TASK DETAILS >> Keep only the lines of the data below that contain "ISSN", and copy them.
-=-=-=-=-
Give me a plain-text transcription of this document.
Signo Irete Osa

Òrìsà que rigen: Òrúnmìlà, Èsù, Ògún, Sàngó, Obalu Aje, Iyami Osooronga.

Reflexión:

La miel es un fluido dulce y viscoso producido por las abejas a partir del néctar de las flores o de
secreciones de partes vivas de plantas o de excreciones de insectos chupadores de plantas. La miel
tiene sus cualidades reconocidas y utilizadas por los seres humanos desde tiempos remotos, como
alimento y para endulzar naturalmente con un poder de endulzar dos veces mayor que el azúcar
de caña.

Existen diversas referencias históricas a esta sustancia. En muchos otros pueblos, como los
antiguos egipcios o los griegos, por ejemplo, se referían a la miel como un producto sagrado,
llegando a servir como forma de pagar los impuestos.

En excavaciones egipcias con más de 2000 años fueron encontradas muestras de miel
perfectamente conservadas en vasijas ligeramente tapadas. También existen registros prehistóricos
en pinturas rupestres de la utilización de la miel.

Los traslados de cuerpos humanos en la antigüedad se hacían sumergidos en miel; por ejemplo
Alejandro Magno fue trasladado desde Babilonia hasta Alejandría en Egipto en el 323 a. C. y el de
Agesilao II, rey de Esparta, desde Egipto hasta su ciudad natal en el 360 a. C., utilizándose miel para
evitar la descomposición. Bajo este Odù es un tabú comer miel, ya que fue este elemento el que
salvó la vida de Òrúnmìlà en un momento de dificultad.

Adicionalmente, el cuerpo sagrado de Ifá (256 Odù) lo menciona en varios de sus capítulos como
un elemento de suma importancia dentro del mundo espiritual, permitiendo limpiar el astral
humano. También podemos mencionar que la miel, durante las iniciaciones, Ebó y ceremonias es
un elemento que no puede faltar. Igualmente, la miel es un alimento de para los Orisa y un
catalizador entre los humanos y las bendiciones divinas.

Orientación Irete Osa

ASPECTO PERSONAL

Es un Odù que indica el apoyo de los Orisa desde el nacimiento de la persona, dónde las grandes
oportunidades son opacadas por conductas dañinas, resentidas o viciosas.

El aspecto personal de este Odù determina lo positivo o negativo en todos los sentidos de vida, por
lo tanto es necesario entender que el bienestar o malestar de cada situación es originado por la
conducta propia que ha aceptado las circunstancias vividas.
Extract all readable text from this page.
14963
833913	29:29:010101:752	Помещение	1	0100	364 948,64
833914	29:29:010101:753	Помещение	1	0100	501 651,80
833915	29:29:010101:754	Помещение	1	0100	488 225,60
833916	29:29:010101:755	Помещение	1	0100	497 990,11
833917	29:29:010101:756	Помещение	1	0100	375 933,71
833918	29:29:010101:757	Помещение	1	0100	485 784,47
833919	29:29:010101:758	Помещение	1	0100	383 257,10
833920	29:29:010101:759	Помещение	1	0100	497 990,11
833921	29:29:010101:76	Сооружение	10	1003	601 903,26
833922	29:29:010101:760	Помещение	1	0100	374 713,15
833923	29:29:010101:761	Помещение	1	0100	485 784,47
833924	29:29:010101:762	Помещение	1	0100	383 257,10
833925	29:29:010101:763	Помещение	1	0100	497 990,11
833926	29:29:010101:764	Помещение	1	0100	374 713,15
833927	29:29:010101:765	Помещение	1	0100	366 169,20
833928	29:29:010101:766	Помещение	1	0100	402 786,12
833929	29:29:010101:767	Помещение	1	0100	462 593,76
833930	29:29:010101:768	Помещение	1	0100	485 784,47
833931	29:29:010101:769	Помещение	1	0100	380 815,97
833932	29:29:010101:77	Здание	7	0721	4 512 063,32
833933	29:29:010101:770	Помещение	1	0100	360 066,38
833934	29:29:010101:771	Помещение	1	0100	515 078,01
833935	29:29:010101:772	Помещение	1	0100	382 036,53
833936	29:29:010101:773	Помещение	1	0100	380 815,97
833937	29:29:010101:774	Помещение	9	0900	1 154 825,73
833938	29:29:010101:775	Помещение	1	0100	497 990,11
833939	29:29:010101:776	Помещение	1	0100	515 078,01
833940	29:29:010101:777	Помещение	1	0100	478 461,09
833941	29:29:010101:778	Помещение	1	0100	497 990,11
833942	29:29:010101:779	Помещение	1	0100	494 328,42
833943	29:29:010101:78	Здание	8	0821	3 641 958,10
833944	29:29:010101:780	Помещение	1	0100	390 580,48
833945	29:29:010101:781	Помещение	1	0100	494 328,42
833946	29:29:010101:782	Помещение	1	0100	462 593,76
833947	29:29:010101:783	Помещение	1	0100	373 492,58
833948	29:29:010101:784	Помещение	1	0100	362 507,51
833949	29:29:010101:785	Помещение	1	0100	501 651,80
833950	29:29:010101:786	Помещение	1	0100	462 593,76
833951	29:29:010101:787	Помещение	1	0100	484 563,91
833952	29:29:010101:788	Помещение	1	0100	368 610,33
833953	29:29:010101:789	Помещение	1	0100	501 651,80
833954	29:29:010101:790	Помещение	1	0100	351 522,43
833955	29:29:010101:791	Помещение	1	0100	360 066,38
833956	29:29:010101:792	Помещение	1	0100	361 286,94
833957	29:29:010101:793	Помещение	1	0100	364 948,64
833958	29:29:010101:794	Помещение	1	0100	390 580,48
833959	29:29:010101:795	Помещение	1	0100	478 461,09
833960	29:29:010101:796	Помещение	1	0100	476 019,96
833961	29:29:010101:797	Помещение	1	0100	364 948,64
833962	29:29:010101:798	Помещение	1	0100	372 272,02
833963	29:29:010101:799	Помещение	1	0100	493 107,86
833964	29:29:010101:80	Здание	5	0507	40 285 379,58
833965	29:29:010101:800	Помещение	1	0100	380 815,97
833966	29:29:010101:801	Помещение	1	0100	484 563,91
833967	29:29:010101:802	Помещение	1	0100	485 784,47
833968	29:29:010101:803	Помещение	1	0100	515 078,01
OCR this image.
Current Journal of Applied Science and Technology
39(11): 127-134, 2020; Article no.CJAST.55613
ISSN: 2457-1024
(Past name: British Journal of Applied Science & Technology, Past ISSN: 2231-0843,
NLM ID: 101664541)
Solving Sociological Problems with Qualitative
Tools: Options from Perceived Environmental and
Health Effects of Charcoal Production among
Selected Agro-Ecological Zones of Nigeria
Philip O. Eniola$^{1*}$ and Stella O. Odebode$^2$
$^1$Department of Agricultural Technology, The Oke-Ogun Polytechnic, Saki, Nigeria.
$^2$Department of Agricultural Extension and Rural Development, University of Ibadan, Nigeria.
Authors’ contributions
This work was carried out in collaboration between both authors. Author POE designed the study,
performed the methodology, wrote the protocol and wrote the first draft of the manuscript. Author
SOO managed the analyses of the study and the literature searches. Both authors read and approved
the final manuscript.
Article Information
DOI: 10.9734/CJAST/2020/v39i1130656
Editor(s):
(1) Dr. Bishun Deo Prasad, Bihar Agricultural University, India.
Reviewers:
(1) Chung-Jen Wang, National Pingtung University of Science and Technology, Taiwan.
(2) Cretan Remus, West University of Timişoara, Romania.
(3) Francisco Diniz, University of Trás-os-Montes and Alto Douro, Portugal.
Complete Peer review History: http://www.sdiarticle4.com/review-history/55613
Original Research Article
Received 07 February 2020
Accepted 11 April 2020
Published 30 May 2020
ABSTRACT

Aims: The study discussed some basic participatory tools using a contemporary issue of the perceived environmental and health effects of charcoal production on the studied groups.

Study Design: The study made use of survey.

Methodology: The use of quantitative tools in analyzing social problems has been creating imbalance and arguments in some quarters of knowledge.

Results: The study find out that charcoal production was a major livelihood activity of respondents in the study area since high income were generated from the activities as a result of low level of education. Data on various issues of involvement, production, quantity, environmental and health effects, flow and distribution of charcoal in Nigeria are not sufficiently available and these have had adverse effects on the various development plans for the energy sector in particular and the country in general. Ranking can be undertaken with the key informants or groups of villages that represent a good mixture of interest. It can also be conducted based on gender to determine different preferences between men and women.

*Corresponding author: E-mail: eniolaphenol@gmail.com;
-=-=-=-=-
WRITTEN SOLUTION >>
ISSN: 2457-1024
(Past name: British Journal of Applied Science & Technology, Past ISSN: 2231-0843,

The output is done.